---------- GIVEN DATA

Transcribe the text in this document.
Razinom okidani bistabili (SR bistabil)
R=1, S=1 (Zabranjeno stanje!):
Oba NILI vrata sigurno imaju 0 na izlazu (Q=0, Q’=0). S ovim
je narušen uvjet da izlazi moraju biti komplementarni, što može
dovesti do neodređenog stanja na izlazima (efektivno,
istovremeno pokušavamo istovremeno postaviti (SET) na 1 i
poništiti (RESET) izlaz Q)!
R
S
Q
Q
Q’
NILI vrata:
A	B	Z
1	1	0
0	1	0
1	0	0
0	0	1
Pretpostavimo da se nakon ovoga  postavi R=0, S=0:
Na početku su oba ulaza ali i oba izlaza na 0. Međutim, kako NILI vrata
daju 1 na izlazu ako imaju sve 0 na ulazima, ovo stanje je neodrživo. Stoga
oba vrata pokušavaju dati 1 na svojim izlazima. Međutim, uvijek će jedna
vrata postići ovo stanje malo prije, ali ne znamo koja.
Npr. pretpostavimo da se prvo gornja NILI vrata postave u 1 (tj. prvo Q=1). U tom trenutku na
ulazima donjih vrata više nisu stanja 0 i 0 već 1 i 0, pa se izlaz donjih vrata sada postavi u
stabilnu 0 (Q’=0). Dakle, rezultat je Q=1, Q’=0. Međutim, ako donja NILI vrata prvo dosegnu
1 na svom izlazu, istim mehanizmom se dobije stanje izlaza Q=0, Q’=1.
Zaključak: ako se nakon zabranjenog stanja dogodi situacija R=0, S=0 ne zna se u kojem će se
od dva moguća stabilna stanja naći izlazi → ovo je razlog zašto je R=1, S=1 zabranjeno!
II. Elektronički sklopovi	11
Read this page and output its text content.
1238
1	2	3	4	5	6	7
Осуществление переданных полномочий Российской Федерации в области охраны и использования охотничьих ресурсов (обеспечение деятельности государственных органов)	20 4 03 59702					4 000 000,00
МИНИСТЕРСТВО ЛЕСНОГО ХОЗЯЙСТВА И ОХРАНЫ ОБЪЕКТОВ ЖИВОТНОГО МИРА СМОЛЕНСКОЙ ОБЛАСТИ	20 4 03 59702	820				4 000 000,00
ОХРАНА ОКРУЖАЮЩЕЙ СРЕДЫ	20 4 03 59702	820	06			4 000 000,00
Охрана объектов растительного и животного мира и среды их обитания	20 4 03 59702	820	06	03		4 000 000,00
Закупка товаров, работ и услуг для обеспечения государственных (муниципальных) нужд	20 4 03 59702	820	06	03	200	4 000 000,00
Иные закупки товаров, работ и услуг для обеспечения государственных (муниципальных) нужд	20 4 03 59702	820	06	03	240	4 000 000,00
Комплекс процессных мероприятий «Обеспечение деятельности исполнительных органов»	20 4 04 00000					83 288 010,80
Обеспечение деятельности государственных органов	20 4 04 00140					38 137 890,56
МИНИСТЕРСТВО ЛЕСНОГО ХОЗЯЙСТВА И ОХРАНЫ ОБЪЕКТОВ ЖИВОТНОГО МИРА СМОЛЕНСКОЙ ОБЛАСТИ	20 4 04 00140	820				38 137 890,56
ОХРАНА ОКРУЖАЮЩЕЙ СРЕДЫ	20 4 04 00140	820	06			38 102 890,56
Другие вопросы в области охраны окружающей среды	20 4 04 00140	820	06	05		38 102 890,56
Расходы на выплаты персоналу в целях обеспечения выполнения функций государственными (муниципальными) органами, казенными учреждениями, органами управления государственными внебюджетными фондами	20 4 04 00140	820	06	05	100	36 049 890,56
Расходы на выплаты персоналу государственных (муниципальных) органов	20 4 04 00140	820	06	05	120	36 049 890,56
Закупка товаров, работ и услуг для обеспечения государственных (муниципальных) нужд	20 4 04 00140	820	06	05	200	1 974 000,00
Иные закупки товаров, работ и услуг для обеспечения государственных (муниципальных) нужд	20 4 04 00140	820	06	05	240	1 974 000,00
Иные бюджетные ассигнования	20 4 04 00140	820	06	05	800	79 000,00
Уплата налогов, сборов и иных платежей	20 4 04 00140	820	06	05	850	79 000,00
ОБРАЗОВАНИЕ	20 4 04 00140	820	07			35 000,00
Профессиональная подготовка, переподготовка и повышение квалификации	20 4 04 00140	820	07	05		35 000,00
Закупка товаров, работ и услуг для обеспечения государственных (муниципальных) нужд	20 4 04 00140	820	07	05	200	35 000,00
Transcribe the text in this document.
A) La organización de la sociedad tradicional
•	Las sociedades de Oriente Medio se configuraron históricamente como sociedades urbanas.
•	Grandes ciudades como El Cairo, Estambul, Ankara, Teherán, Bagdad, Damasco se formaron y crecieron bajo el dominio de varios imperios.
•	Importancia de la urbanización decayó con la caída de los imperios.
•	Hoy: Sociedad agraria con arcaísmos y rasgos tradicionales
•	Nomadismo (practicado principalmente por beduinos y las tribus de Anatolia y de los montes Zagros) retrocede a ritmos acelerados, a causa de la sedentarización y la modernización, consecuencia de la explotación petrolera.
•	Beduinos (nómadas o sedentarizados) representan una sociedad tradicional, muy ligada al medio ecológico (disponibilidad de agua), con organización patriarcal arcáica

--------------------

## [TO DO]
From the data above, pick out each line containing "нужд" and copy it.

## [THE ANSWER]
Закупка товаров, работ и услуг для обеспечения государственных (муниципальных) нужд	20 4 03 59702	820	06	03	200	4 000 000,00
Иные закупки товаров, работ и услуг для обеспечения государственных (муниципальных) нужд	20 4 03 59702	820	06	03	240	4 000 000,00
Закупка товаров, работ и услуг для обеспечения государственных (муниципальных) нужд	20 4 04 00140	820	06	05	200	1 974 000,00
Иные закупки товаров, работ и услуг для обеспечения государственных (муниципальных) нужд	20 4 04 00140	820	06	05	240	1 974 000,00
Закупка товаров, работ и услуг для обеспечения государственных (муниципальных) нужд	20 4 04 00140	820	07	05	200	35 000,00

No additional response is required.